> _Request_: Restate the listing that follows word for word, without its pictures.

> _Records shown_:
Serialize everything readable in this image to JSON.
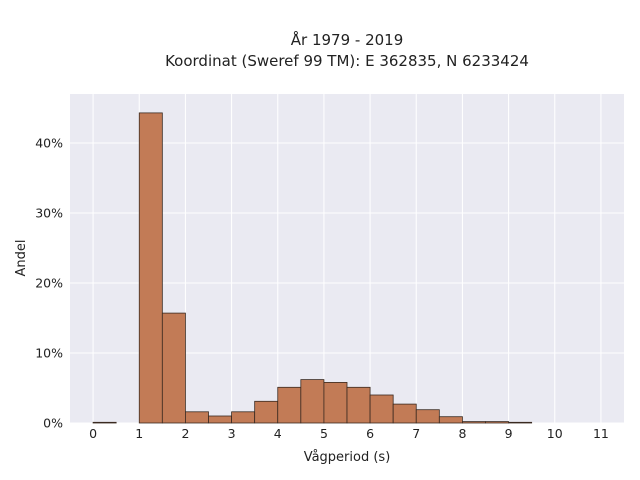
{
  "chart_data": {
    "type": "bar",
    "title": "År 1979 - 2019",
    "subtitle": "Koordinat (Sweref 99 TM): E 362835, N 6233424",
    "xlabel": "Vågperiod (s)",
    "ylabel": "Andel",
    "xlim": [
      -0.5,
      11.5
    ],
    "ylim": [
      0,
      0.47
    ],
    "x_ticks": [
      0,
      1,
      2,
      3,
      4,
      5,
      6,
      7,
      8,
      9,
      10,
      11
    ],
    "y_ticks": [
      0,
      0.1,
      0.2,
      0.3,
      0.4
    ],
    "y_tick_labels": [
      "0%",
      "10%",
      "20%",
      "30%",
      "40%"
    ],
    "bin_width": 0.5,
    "bins": [
      {
        "x0": 0.0,
        "x1": 0.5,
        "value": 0.001
      },
      {
        "x0": 0.5,
        "x1": 1.0,
        "value": 0.0
      },
      {
        "x0": 1.0,
        "x1": 1.5,
        "value": 0.443
      },
      {
        "x0": 1.5,
        "x1": 2.0,
        "value": 0.157
      },
      {
        "x0": 2.0,
        "x1": 2.5,
        "value": 0.016
      },
      {
        "x0": 2.5,
        "x1": 3.0,
        "value": 0.01
      },
      {
        "x0": 3.0,
        "x1": 3.5,
        "value": 0.016
      },
      {
        "x0": 3.5,
        "x1": 4.0,
        "value": 0.031
      },
      {
        "x0": 4.0,
        "x1": 4.5,
        "value": 0.051
      },
      {
        "x0": 4.5,
        "x1": 5.0,
        "value": 0.062
      },
      {
        "x0": 5.0,
        "x1": 5.5,
        "value": 0.058
      },
      {
        "x0": 5.5,
        "x1": 6.0,
        "value": 0.051
      },
      {
        "x0": 6.0,
        "x1": 6.5,
        "value": 0.04
      },
      {
        "x0": 6.5,
        "x1": 7.0,
        "value": 0.027
      },
      {
        "x0": 7.0,
        "x1": 7.5,
        "value": 0.019
      },
      {
        "x0": 7.5,
        "x1": 8.0,
        "value": 0.009
      },
      {
        "x0": 8.0,
        "x1": 8.5,
        "value": 0.002
      },
      {
        "x0": 8.5,
        "x1": 9.0,
        "value": 0.002
      },
      {
        "x0": 9.0,
        "x1": 9.5,
        "value": 0.001
      }
    ],
    "grid": true,
    "colors": {
      "bar_fill": "#c27b56",
      "bar_edge": "#3a2a20",
      "plot_background": "#eaeaf2",
      "grid": "#ffffff"
    }
  }
}
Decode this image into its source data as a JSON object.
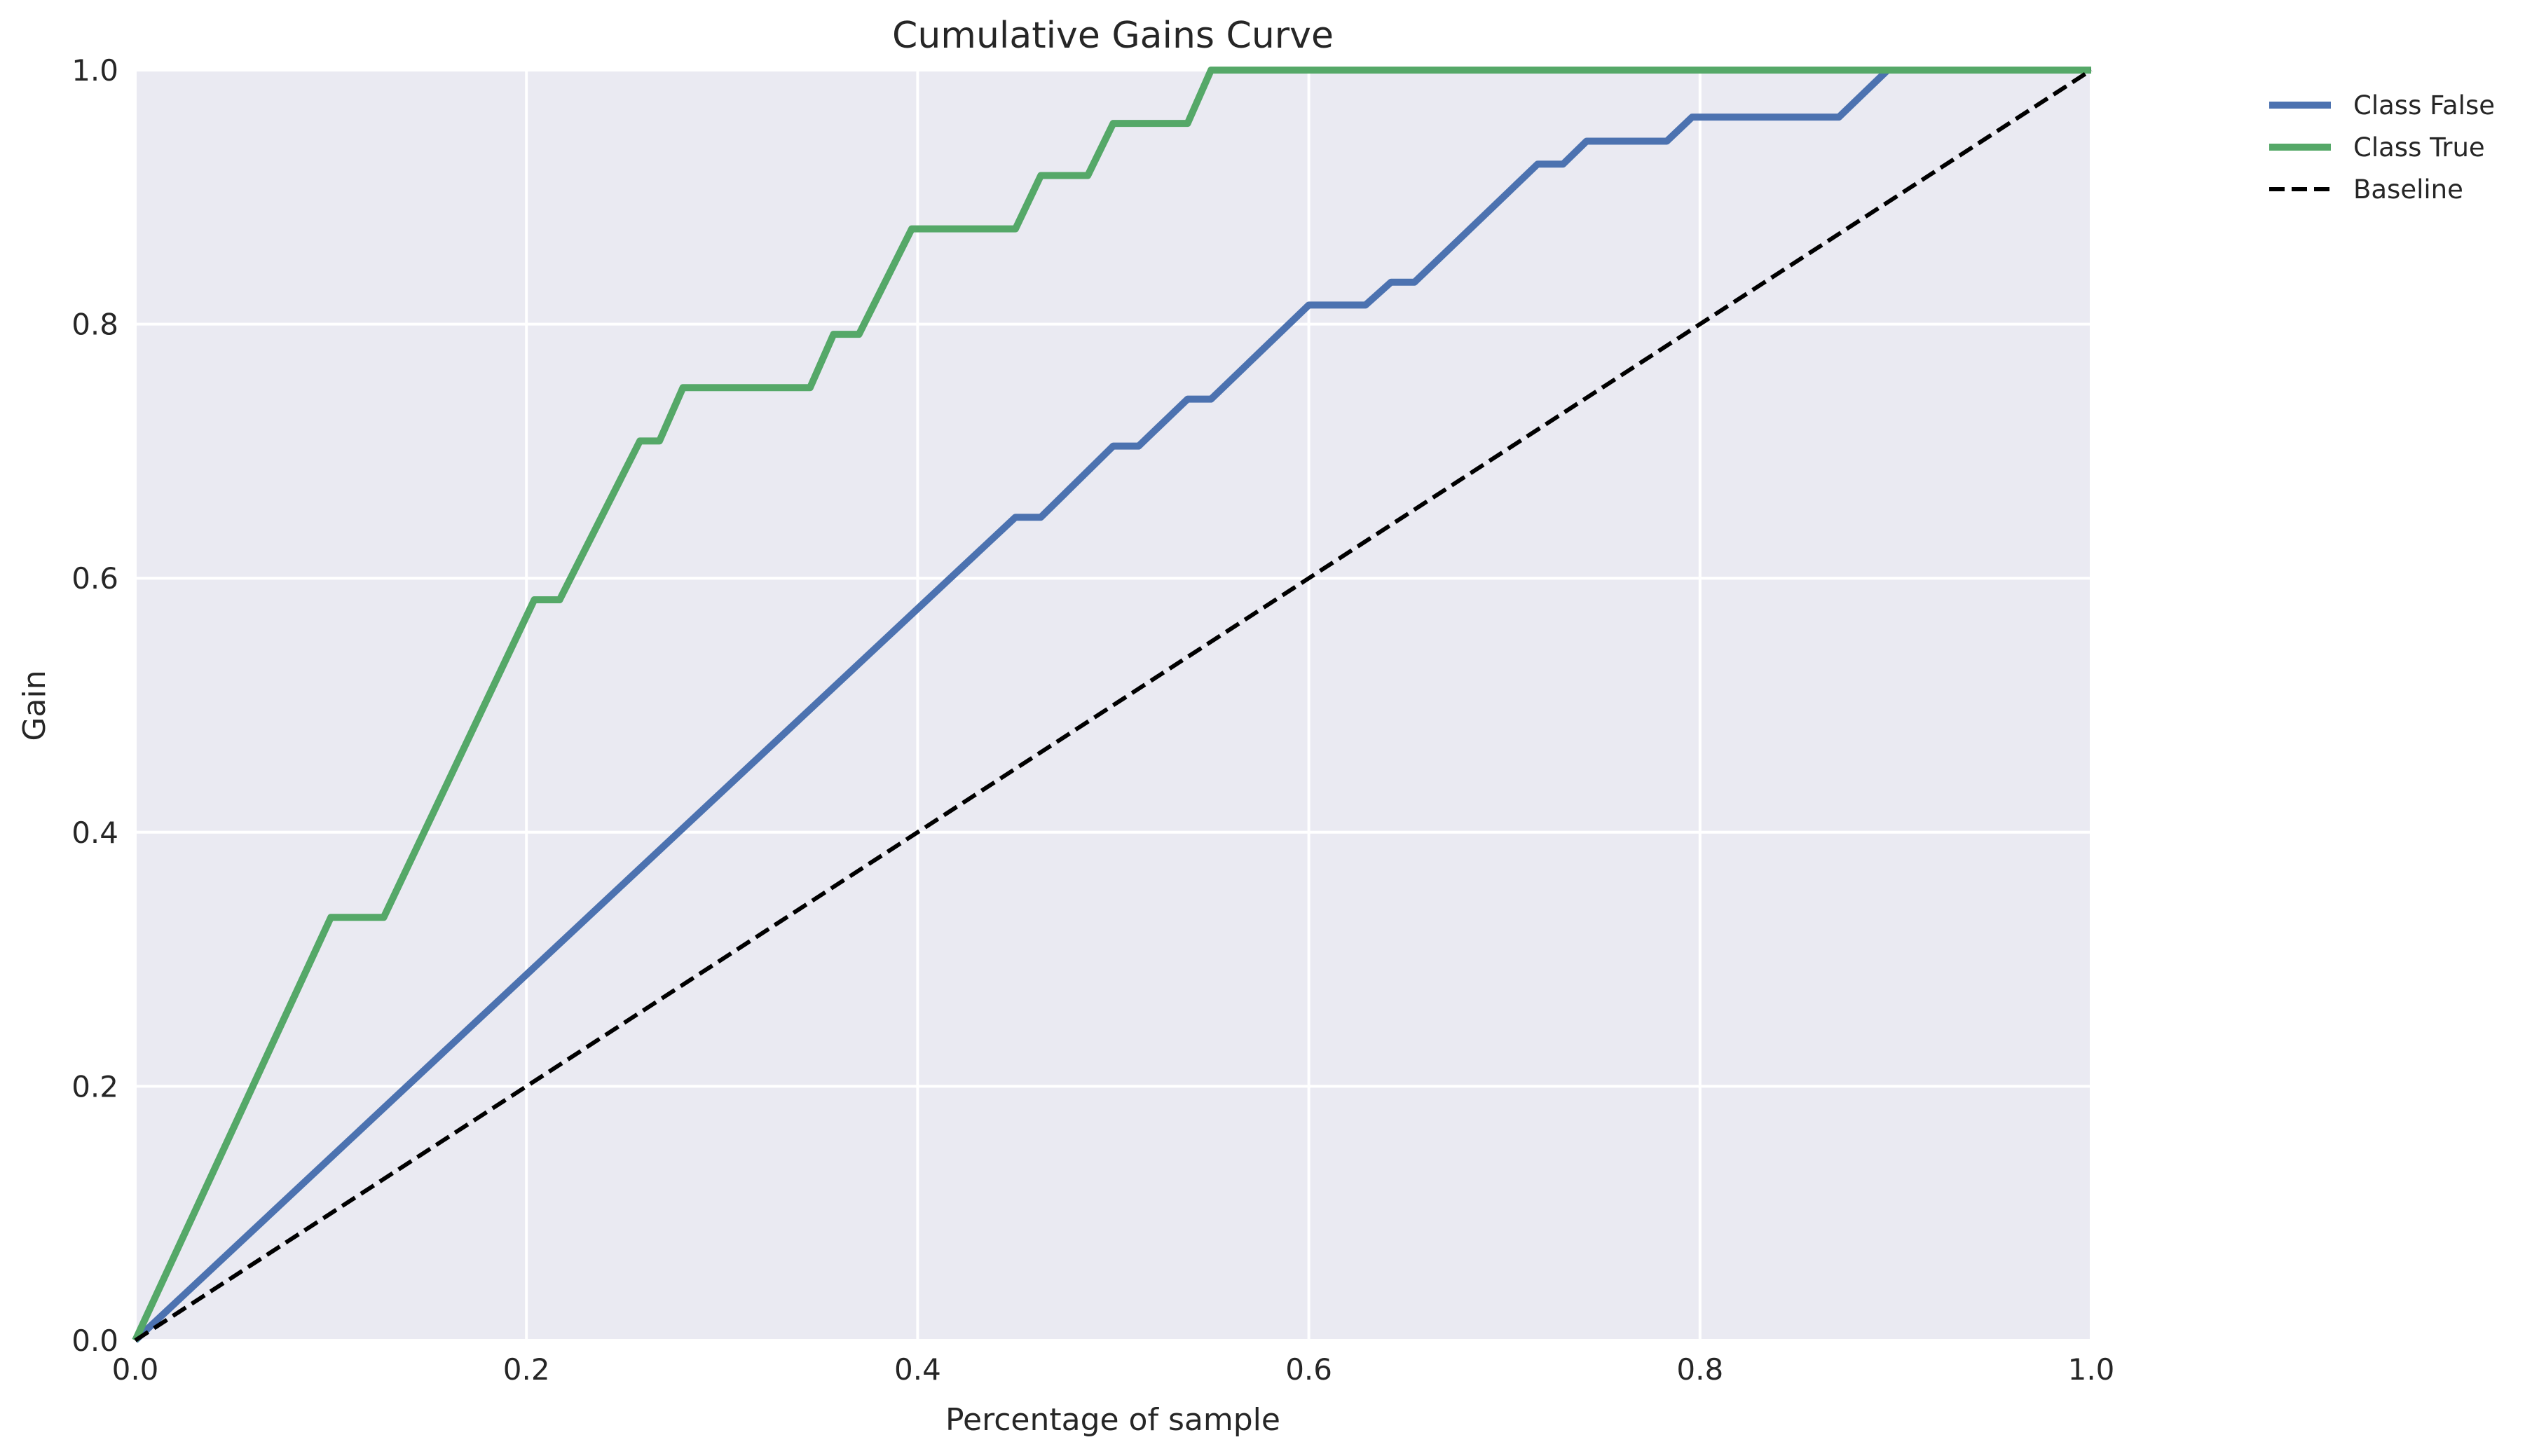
{
  "chart_data": {
    "type": "line",
    "title": "Cumulative Gains Curve",
    "xlabel": "Percentage of sample",
    "ylabel": "Gain",
    "xlim": [
      0.0,
      1.0
    ],
    "ylim": [
      0.0,
      1.0
    ],
    "xticks": [
      "0.0",
      "0.2",
      "0.4",
      "0.6",
      "0.8",
      "1.0"
    ],
    "yticks": [
      "0.0",
      "0.2",
      "0.4",
      "0.6",
      "0.8",
      "1.0"
    ],
    "grid": true,
    "legend_position": "outside-top-right",
    "series": [
      {
        "name": "Class False",
        "color": "#4c72b0",
        "style": "solid",
        "x": [
          0.0,
          0.45,
          0.463,
          0.5,
          0.513,
          0.538,
          0.55,
          0.6,
          0.629,
          0.642,
          0.654,
          0.717,
          0.73,
          0.742,
          0.783,
          0.796,
          0.871,
          0.896,
          1.0
        ],
        "y": [
          0.0,
          0.648,
          0.648,
          0.704,
          0.704,
          0.741,
          0.741,
          0.815,
          0.815,
          0.833,
          0.833,
          0.926,
          0.926,
          0.944,
          0.944,
          0.963,
          0.963,
          1.0,
          1.0
        ]
      },
      {
        "name": "Class True",
        "color": "#55a868",
        "style": "solid",
        "x": [
          0.0,
          0.1,
          0.127,
          0.204,
          0.217,
          0.258,
          0.268,
          0.28,
          0.345,
          0.357,
          0.37,
          0.397,
          0.45,
          0.463,
          0.487,
          0.5,
          0.538,
          0.55,
          1.0
        ],
        "y": [
          0.0,
          0.333,
          0.333,
          0.583,
          0.583,
          0.708,
          0.708,
          0.75,
          0.75,
          0.792,
          0.792,
          0.875,
          0.875,
          0.917,
          0.917,
          0.958,
          0.958,
          1.0,
          1.0
        ]
      },
      {
        "name": "Baseline",
        "color": "#000000",
        "style": "dashed",
        "x": [
          0.0,
          1.0
        ],
        "y": [
          0.0,
          1.0
        ]
      }
    ]
  }
}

> _Answer below_:
Serialize everything readable in this image to JSON.
{
  "chart_data": {
    "type": "bar",
    "title": "År 1979 - 2019",
    "subtitle": "Koordinat (Sweref 99 TM): E 362835, N 6233424",
    "xlabel": "Vågperiod (s)",
    "ylabel": "Andel",
    "xlim": [
      -0.5,
      11.5
    ],
    "ylim": [
      0,
      0.47
    ],
    "x_ticks": [
      0,
      1,
      2,
      3,
      4,
      5,
      6,
      7,
      8,
      9,
      10,
      11
    ],
    "y_ticks": [
      0,
      0.1,
      0.2,
      0.3,
      0.4
    ],
    "y_tick_labels": [
      "0%",
      "10%",
      "20%",
      "30%",
      "40%"
    ],
    "bin_width": 0.5,
    "bins": [
      {
        "x0": 0.0,
        "x1": 0.5,
        "value": 0.001
      },
      {
        "x0": 0.5,
        "x1": 1.0,
        "value": 0.0
      },
      {
        "x0": 1.0,
        "x1": 1.5,
        "value": 0.443
      },
      {
        "x0": 1.5,
        "x1": 2.0,
        "value": 0.157
      },
      {
        "x0": 2.0,
        "x1": 2.5,
        "value": 0.016
      },
      {
        "x0": 2.5,
        "x1": 3.0,
        "value": 0.01
      },
      {
        "x0": 3.0,
        "x1": 3.5,
        "value": 0.016
      },
      {
        "x0": 3.5,
        "x1": 4.0,
        "value": 0.031
      },
      {
        "x0": 4.0,
        "x1": 4.5,
        "value": 0.051
      },
      {
        "x0": 4.5,
        "x1": 5.0,
        "value": 0.062
      },
      {
        "x0": 5.0,
        "x1": 5.5,
        "value": 0.058
      },
      {
        "x0": 5.5,
        "x1": 6.0,
        "value": 0.051
      },
      {
        "x0": 6.0,
        "x1": 6.5,
        "value": 0.04
      },
      {
        "x0": 6.5,
        "x1": 7.0,
        "value": 0.027
      },
      {
        "x0": 7.0,
        "x1": 7.5,
        "value": 0.019
      },
      {
        "x0": 7.5,
        "x1": 8.0,
        "value": 0.009
      },
      {
        "x0": 8.0,
        "x1": 8.5,
        "value": 0.002
      },
      {
        "x0": 8.5,
        "x1": 9.0,
        "value": 0.002
      },
      {
        "x0": 9.0,
        "x1": 9.5,
        "value": 0.001
      }
    ],
    "grid": true,
    "colors": {
      "bar_fill": "#c27b56",
      "bar_edge": "#3a2a20",
      "plot_background": "#eaeaf2",
      "grid": "#ffffff"
    }
  }
}
Decode this image into its source data as a JSON object.
{
  "chart_data": {
    "type": "line",
    "title": "Cumulative Gains Curve",
    "xlabel": "Percentage of sample",
    "ylabel": "Gain",
    "xlim": [
      0.0,
      1.0
    ],
    "ylim": [
      0.0,
      1.0
    ],
    "xticks": [
      "0.0",
      "0.2",
      "0.4",
      "0.6",
      "0.8",
      "1.0"
    ],
    "yticks": [
      "0.0",
      "0.2",
      "0.4",
      "0.6",
      "0.8",
      "1.0"
    ],
    "grid": true,
    "legend_position": "outside-top-right",
    "series": [
      {
        "name": "Class False",
        "color": "#4c72b0",
        "style": "solid",
        "x": [
          0.0,
          0.45,
          0.463,
          0.5,
          0.513,
          0.538,
          0.55,
          0.6,
          0.629,
          0.642,
          0.654,
          0.717,
          0.73,
          0.742,
          0.783,
          0.796,
          0.871,
          0.896,
          1.0
        ],
        "y": [
          0.0,
          0.648,
          0.648,
          0.704,
          0.704,
          0.741,
          0.741,
          0.815,
          0.815,
          0.833,
          0.833,
          0.926,
          0.926,
          0.944,
          0.944,
          0.963,
          0.963,
          1.0,
          1.0
        ]
      },
      {
        "name": "Class True",
        "color": "#55a868",
        "style": "solid",
        "x": [
          0.0,
          0.1,
          0.127,
          0.204,
          0.217,
          0.258,
          0.268,
          0.28,
          0.345,
          0.357,
          0.37,
          0.397,
          0.45,
          0.463,
          0.487,
          0.5,
          0.538,
          0.55,
          1.0
        ],
        "y": [
          0.0,
          0.333,
          0.333,
          0.583,
          0.583,
          0.708,
          0.708,
          0.75,
          0.75,
          0.792,
          0.792,
          0.875,
          0.875,
          0.917,
          0.917,
          0.958,
          0.958,
          1.0,
          1.0
        ]
      },
      {
        "name": "Baseline",
        "color": "#000000",
        "style": "dashed",
        "x": [
          0.0,
          1.0
        ],
        "y": [
          0.0,
          1.0
        ]
      }
    ]
  }
}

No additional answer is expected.